**What you will do:**
1. Answer these from the news excerpt on Hillary Clinton's remarks about China:
(a) In an interview with which magazine did Clinton make the remarks?
(b) What is the name of the two-day meeting with Chinese leaders in Washington?
(c) Who told Washington reporters that China had made "remarkable progress," and what is that person's title?
2. Write the next part of the news report on Clinton's criticism of China's human rights record, starting after its final paragraph.

**Selected excerpt:**
-------------------------

Clinton made these remarks during an interview with The Atlantic magazine, where she also said that China’s recent crackdown on opposition protesters is most likely a reaction to the series of uprisings that are occurring in North Africa and the Middle East, the International Business Times said.
Clinton said, “They’re [Chinese officials] worried, and they are trying to stop history, which is a fool’s errand. They cannot do it. But they’re going to hold it off as long as possible,” the International Business Times reported.
Clinton’s forceful remarks came even as she is meeting with Chinese leaders in Washington for a two-day “Strategic and Economic Dialogue,” according to Bloomberg.
During the opening session yesterday Clinton said, “Like friends, we discuss those differences honestly and forthrightly,” even as she quoted reports that independent-minded artists, journalists and bloggers in China have either been arrested or “disappeared,” Bloomberg reported.
Clinton said in her opening remarks, “We know over the long arch of history that societies that work toward respecting human rights are going to be more prosperous, stable, and successful. That has certainly been proven time and time again, but most particularly in the last months,” the International Business Times reported.
Vice president Joe Biden echoed Clinton’s remarks, saying that the U.S. will continue to criticize China’s human rights record, even if Chinese authorities view this as an encroachment into what they consider to be a domestic matter, Bloomberg said.
Biden said in his speech, “I know and I understand that disagreement, when we voice it, is upsetting or rankles.” Still, he said the U.S. takes a strong stand in the protection of human rights “to promote long-term stability and prosperity of any society,” Bloomberg reported.
Executive vice foreign minister Zhang Zhijun told Washington reporters that China made “remarkable progress” since the Communist state’s inception in 1949. “I want to stress that the Chinese government is committed to protecting and upholding human rights and we will ensure and protect people’s freedom of religious faith in accordance with the law,” International Business Times reported.

-------------------------

[Element placement data]

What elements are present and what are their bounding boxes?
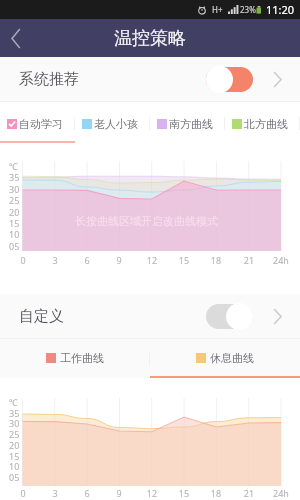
button[interactable]: 老人小孩 bbox=[75, 102, 150, 143]
staticText: 老人小孩 bbox=[94, 117, 138, 131]
staticText: 15 bbox=[9, 450, 20, 462]
staticText: 6 bbox=[72, 487, 102, 499]
button[interactable]: More bbox=[263, 299, 291, 333]
staticText: 21 bbox=[234, 487, 264, 499]
staticText: 30 bbox=[9, 417, 20, 429]
staticText: 12 bbox=[137, 254, 167, 266]
staticText: 系统推荐 bbox=[19, 70, 79, 89]
staticText: 自动学习 bbox=[19, 117, 63, 131]
staticText: 05 bbox=[9, 240, 20, 252]
staticText: 3 bbox=[40, 487, 70, 499]
staticText: ℃ bbox=[9, 160, 18, 172]
staticText: 9 bbox=[104, 254, 134, 266]
staticText: 20 bbox=[9, 206, 20, 218]
staticText: 休息曲线 bbox=[210, 351, 254, 365]
staticText: 18 bbox=[201, 254, 231, 266]
staticText: 11:20 bbox=[266, 2, 295, 17]
button[interactable]: 北方曲线 bbox=[225, 102, 300, 143]
button[interactable]: 自动学习 bbox=[0, 102, 75, 143]
staticText: 35 bbox=[9, 171, 20, 183]
staticText: 0 bbox=[8, 487, 38, 499]
button[interactable]: 南方曲线 bbox=[150, 102, 225, 143]
button[interactable]: More bbox=[263, 62, 291, 96]
staticText: 北方曲线 bbox=[244, 117, 288, 131]
button[interactable]: 自定义 bbox=[0, 294, 300, 338]
staticText: 15 bbox=[169, 254, 199, 266]
button[interactable]: Toggle bbox=[206, 302, 253, 330]
button[interactable]: 工作曲线 bbox=[0, 339, 150, 378]
staticText: 18 bbox=[201, 487, 231, 499]
staticText: 10 bbox=[9, 460, 20, 472]
staticText: 30 bbox=[9, 183, 20, 195]
staticText: 3 bbox=[40, 254, 70, 266]
staticText: 温控策略 bbox=[114, 27, 186, 50]
staticText: 长按曲线区域开启改曲线模式 bbox=[75, 214, 218, 228]
staticText: 24h bbox=[266, 487, 296, 499]
staticText: 15 bbox=[169, 487, 199, 499]
staticText: 15 bbox=[9, 217, 20, 229]
staticText: 25 bbox=[9, 194, 20, 206]
staticText: 05 bbox=[9, 471, 20, 483]
staticText: 6 bbox=[72, 254, 102, 266]
staticText: 10 bbox=[9, 228, 20, 240]
button[interactable]: Back bbox=[0, 19, 32, 57]
button[interactable]: Toggle bbox=[206, 65, 253, 93]
staticText: 20 bbox=[9, 439, 20, 451]
staticText: 23% bbox=[240, 4, 256, 15]
staticText: 21 bbox=[234, 254, 264, 266]
staticText: 工作曲线 bbox=[60, 351, 104, 365]
button[interactable]: 休息曲线 bbox=[150, 339, 300, 378]
staticText: 35 bbox=[9, 407, 20, 419]
staticText: 9 bbox=[104, 487, 134, 499]
staticText: 南方曲线 bbox=[169, 117, 213, 131]
staticText: 24h bbox=[266, 254, 296, 266]
staticText: H+ bbox=[212, 4, 223, 15]
staticText: 12 bbox=[137, 487, 167, 499]
staticText: 0 bbox=[8, 254, 38, 266]
staticText: ℃ bbox=[9, 396, 18, 408]
staticText: 25 bbox=[9, 428, 20, 440]
button[interactable]: 系统推荐 bbox=[0, 57, 300, 101]
staticText: 自定义 bbox=[19, 307, 64, 326]
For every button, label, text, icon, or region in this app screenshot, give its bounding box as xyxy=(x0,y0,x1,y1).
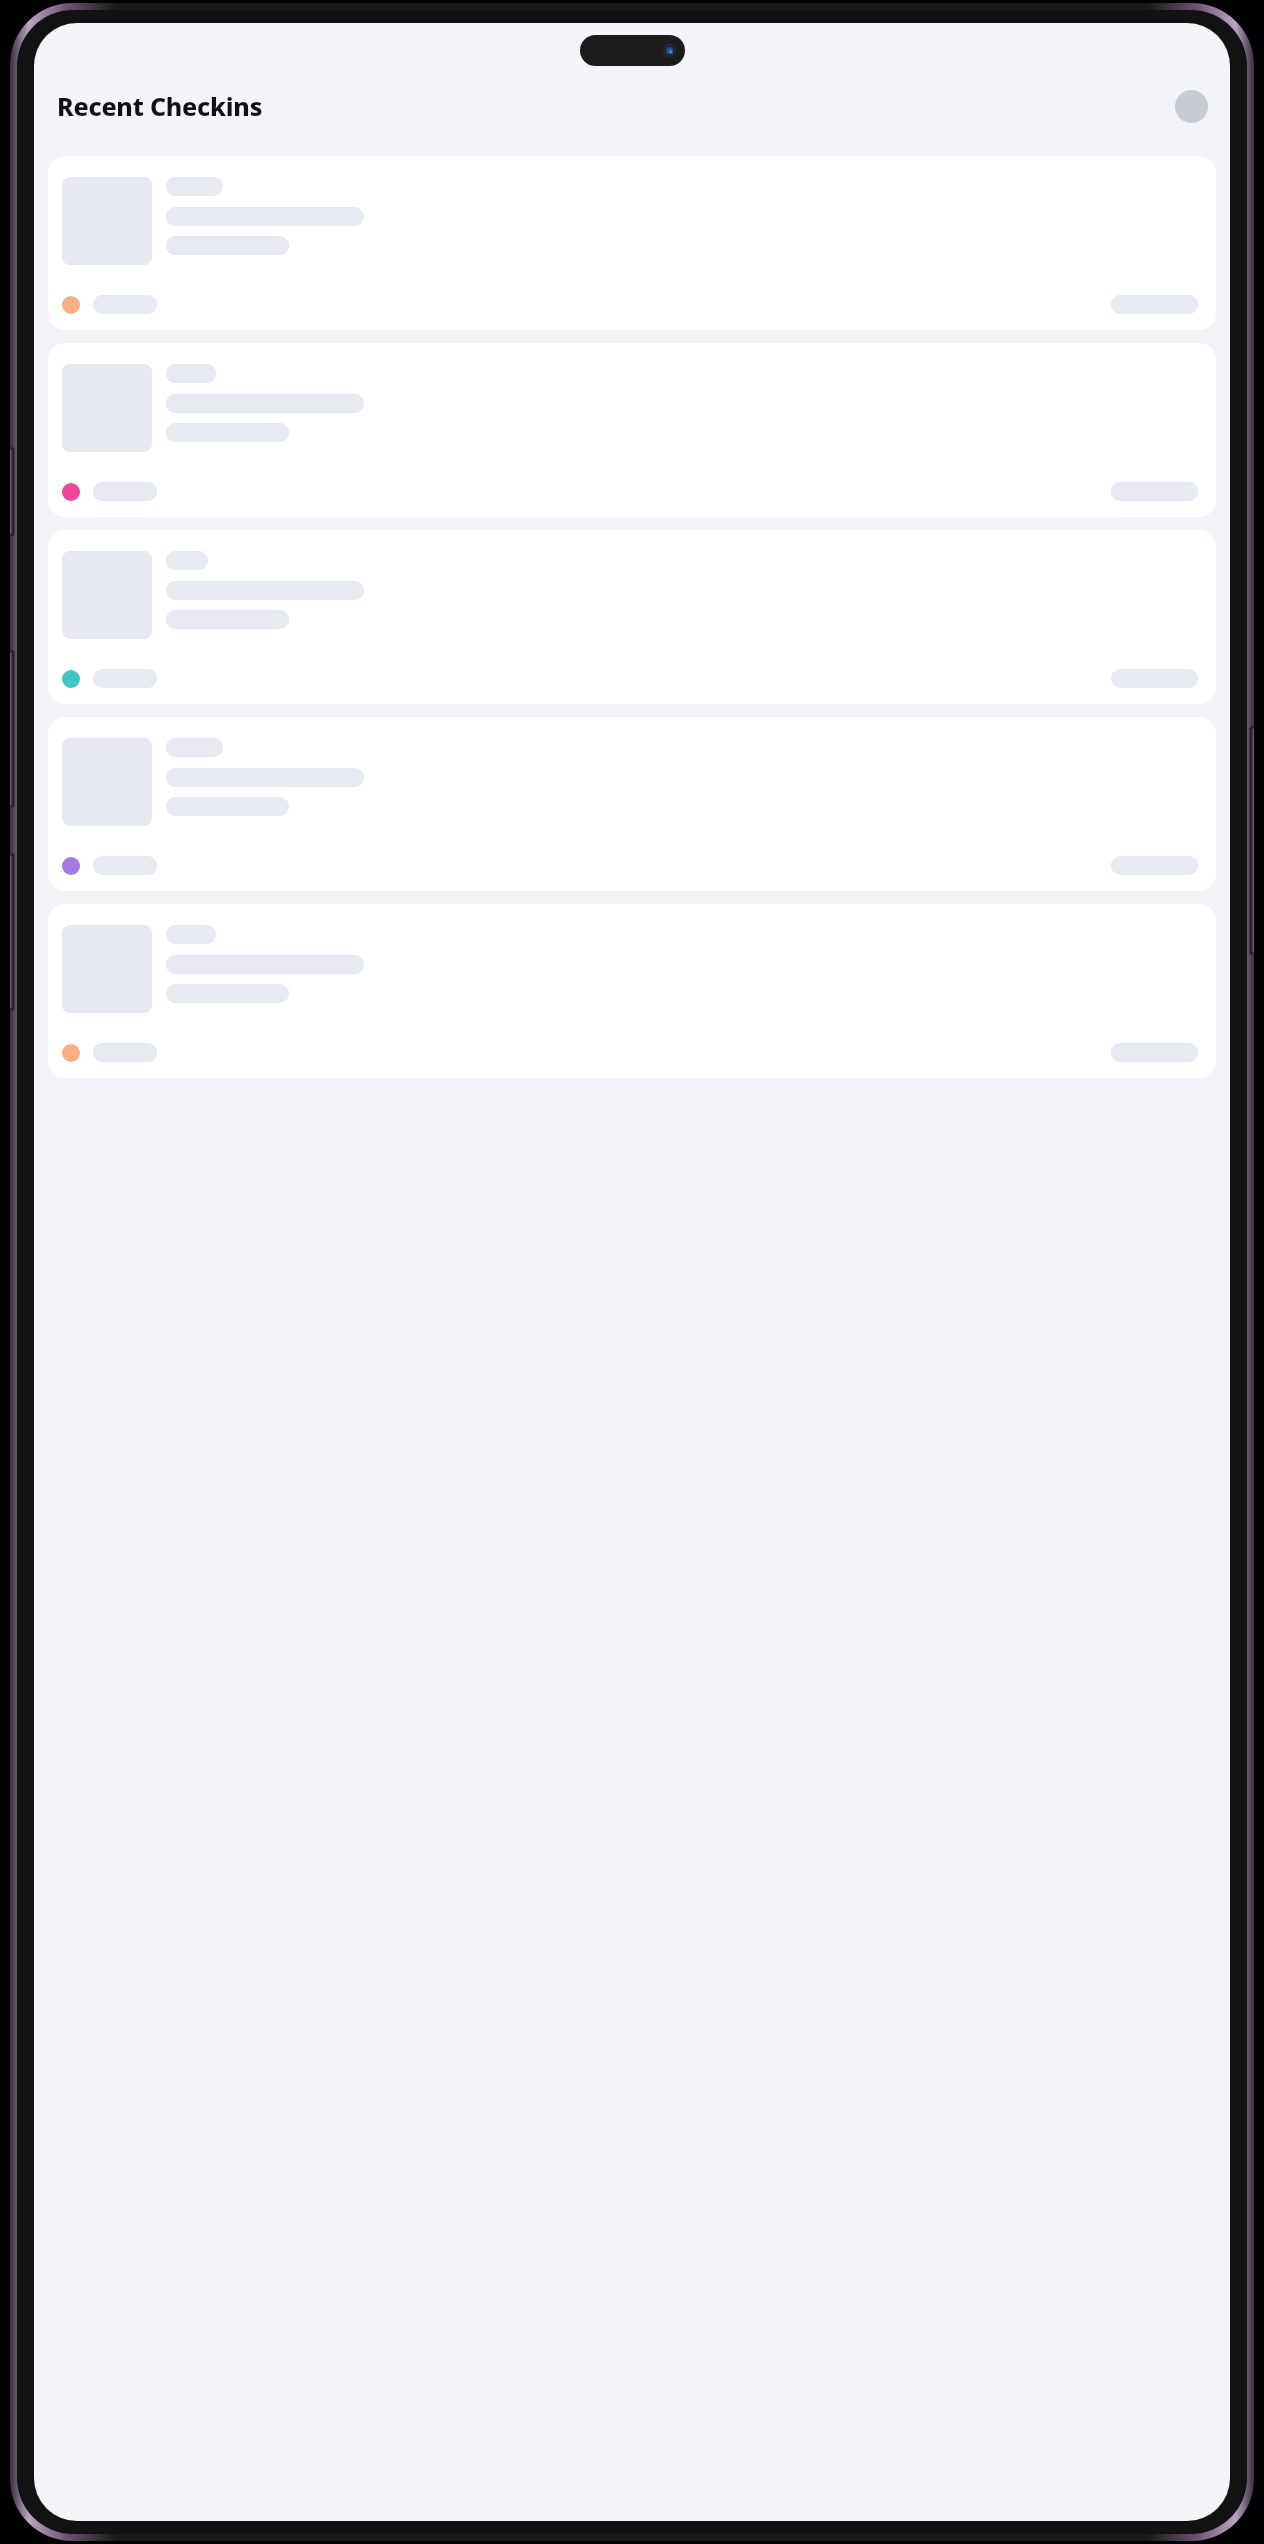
button[interactable] xyxy=(48,343,1216,517)
staticText: Recent Checkins xyxy=(57,89,263,123)
button[interactable]: Profile xyxy=(1175,90,1208,123)
button[interactable] xyxy=(48,156,1216,330)
button[interactable] xyxy=(48,530,1216,704)
button[interactable] xyxy=(48,717,1216,891)
button[interactable] xyxy=(48,904,1216,1078)
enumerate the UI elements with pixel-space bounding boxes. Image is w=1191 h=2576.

-------------------------

**Set of answers:**
1.
(a) The Atlantic
(b) The "Strategic and Economic Dialogue"
(c) Zhang Zhijun, executive vice foreign minister

2.
State councilor Dai Bingguo echoed this, saying the U.S. needs first-hand knowledge to see the “enormous progress” and to “get to know the real China,” Bloomberg reported.
In light of China’s dynamic economy, the U.S. sees the country as an important trading partner and remains committed to preserving strong ties that the two countries share, International Business Times said.
At the same time, an anonymous senior U.S. official told Bloomberg that human rights continues to be a cornerstone of U.S. foreign policy and undisclosed discussions on the subject were forthright and clear.
Yesterday, U.S. President Barack Obama met with China’s vice premier Wang Qishan in the White House. Obama spoke of U.S. support for “universal rights of expression and worship,” and expressed concern about human rights in China, Bloomberg said.
Wang, in a television program said he did not believe China would experience an uprising similar to the kind that is happening in different countries in the Middle East and North Africa, Bloomberg said.
Last February, several rallies were staged in different cities in China that were organized online and inspired by the “Arab Spring,” protesting government abuse of power and corruption by authorities.